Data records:
──────────
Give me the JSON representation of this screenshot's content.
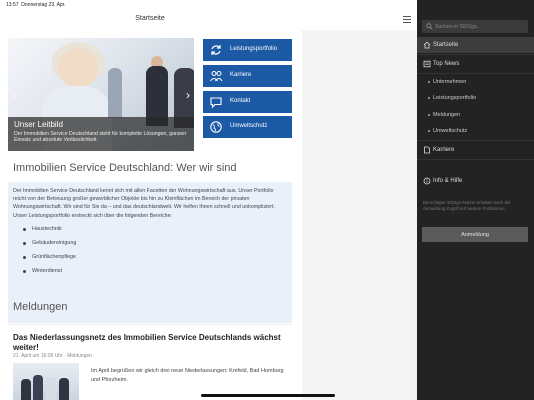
{
  "status": {
    "time": "13:57",
    "date": "Donnerstag 23. Apr."
  },
  "header": {
    "title": "Startseite",
    "menu_icon": "hamburger-icon"
  },
  "hero": {
    "heading": "Unser Leitbild",
    "text": "Der Immobilien Service Deutschland steht für komplette Lösungen, ganzen Einsatz und absolute Verlässlichkeit."
  },
  "tiles": [
    {
      "label": "Leistungsportfolio",
      "icon": "refresh-icon"
    },
    {
      "label": "Karriere",
      "icon": "people-icon"
    },
    {
      "label": "Kontakt",
      "icon": "speech-bubble-icon"
    },
    {
      "label": "Umweltschutz",
      "icon": "globe-icon"
    }
  ],
  "about": {
    "title": "Immobilien Service Deutschland: Wer wir sind",
    "text": "Der Immobilien Service Deutschland kennt sich mit allen Facetten der Wohnungswirtschaft aus. Unser Portfolio reicht von der Betreuung großer gewerblicher Objekte bis hin zu Kleinflächen im Bereich der privaten Wohnungswirtschaft. Wir sind für Sie da – und das deutschlandweit. Wir helfen Ihnen schnell und unkompliziert. Unser Leistungsportfolio erstreckt sich über die folgenden Bereiche:",
    "services": [
      "Haustechnik",
      "Gebäudereinigung",
      "Grünflächenpflege",
      "Winterdienst"
    ]
  },
  "news": {
    "section_title": "Meldungen",
    "items": [
      {
        "title": "Das Niederlassungsnetz des Immobilien Service Deutschlands wächst weiter!",
        "date": "21. April um 16:09 Uhr · Meldungen",
        "text": "Im April begrüßen wir gleich drei neue Niederlassungen: Krefeld, Bad Homburg und Pforzheim."
      }
    ]
  },
  "drawer": {
    "search_placeholder": "Suchen in ISD2go...",
    "items": [
      {
        "label": "Startseite",
        "icon": "home-icon"
      },
      {
        "label": "Top News",
        "icon": "news-icon"
      }
    ],
    "subitems": [
      "Unternehmen",
      "Leistungsportfolio",
      "Meldungen",
      "Umweltschutz"
    ],
    "item_karriere": {
      "label": "Karriere",
      "icon": "document-icon"
    },
    "item_info": {
      "label": "Info & Hilfe",
      "icon": "info-icon"
    },
    "login_text": "Berechtigte ISD2go-Nutzer erhalten nach der Anmeldung Zugriff auf weitere Funktionen.",
    "login_button": "Anmeldung"
  }
}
──────────
EXERCISE GOAL
From the records above, pull out every line containing the word "Unser".

TASK ANSWER
    "heading": "Unser Leitbild",
    "text": "Der Immobilien Service Deutschland kennt sich mit allen Facetten der Wohnungswirtschaft aus. Unser Portfolio reicht von der Betreuung großer gewerblicher Objekte bis hin zu Kleinflächen im Bereich der privaten Wohnungswirtschaft. Wir sind für Sie da – und das deutschlandweit. Wir helfen Ihnen schnell und unkompliziert. Unser Leistungsportfolio erstreckt sich über die folgenden Bereiche:",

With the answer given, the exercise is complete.